[Stored data]
+--

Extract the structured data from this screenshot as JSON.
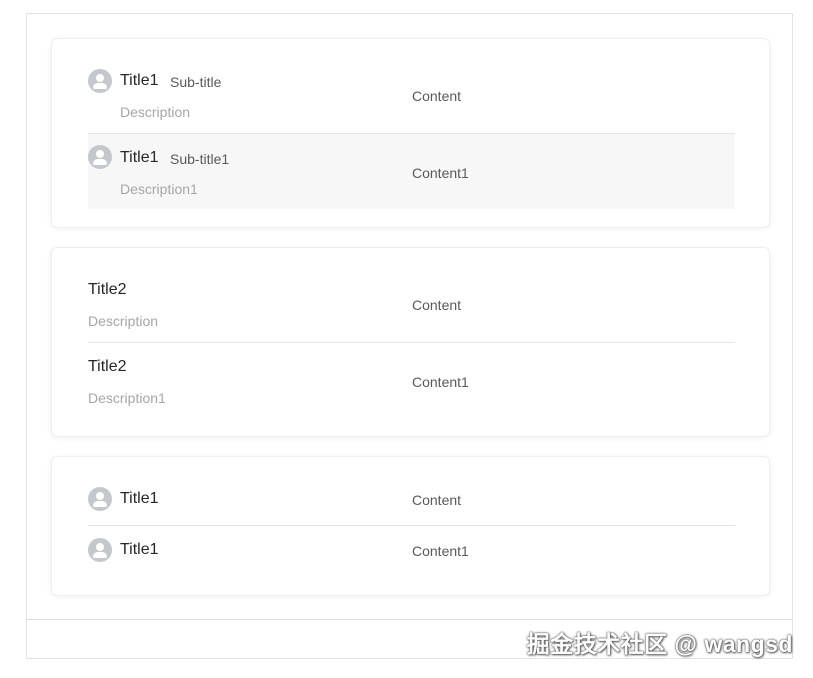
{
  "cards": [
    {
      "rows": [
        {
          "title": "Title1",
          "subtitle": "Sub-title",
          "description": "Description",
          "content": "Content",
          "has_avatar": true,
          "highlighted": false
        },
        {
          "title": "Title1",
          "subtitle": "Sub-title1",
          "description": "Description1",
          "content": "Content1",
          "has_avatar": true,
          "highlighted": true
        }
      ]
    },
    {
      "rows": [
        {
          "title": "Title2",
          "description": "Description",
          "content": "Content",
          "has_avatar": false
        },
        {
          "title": "Title2",
          "description": "Description1",
          "content": "Content1",
          "has_avatar": false
        }
      ]
    },
    {
      "rows": [
        {
          "title": "Title1",
          "content": "Content",
          "has_avatar": true
        },
        {
          "title": "Title1",
          "content": "Content1",
          "has_avatar": true
        }
      ]
    }
  ],
  "watermark": "掘金技术社区 @ wangsd",
  "colors": {
    "avatar": "#c4c7cc",
    "highlight_bg": "#f7f7f7",
    "divider": "#e3e3e3",
    "description": "#a6a6a6"
  },
  "icons": {
    "avatar": "user-avatar-icon"
  }
}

+--

> STATED PROBLEM
Restate the records above in full, word for word. Keep pictures out.

> WORKED ANSWER
Extract the structured data from this screenshot as JSON.
{
  "cards": [
    {
      "rows": [
        {
          "title": "Title1",
          "subtitle": "Sub-title",
          "description": "Description",
          "content": "Content",
          "has_avatar": true,
          "highlighted": false
        },
        {
          "title": "Title1",
          "subtitle": "Sub-title1",
          "description": "Description1",
          "content": "Content1",
          "has_avatar": true,
          "highlighted": true
        }
      ]
    },
    {
      "rows": [
        {
          "title": "Title2",
          "description": "Description",
          "content": "Content",
          "has_avatar": false
        },
        {
          "title": "Title2",
          "description": "Description1",
          "content": "Content1",
          "has_avatar": false
        }
      ]
    },
    {
      "rows": [
        {
          "title": "Title1",
          "content": "Content",
          "has_avatar": true
        },
        {
          "title": "Title1",
          "content": "Content1",
          "has_avatar": true
        }
      ]
    }
  ],
  "watermark": "掘金技术社区 @ wangsd",
  "colors": {
    "avatar": "#c4c7cc",
    "highlight_bg": "#f7f7f7",
    "divider": "#e3e3e3",
    "description": "#a6a6a6"
  },
  "icons": {
    "avatar": "user-avatar-icon"
  }
}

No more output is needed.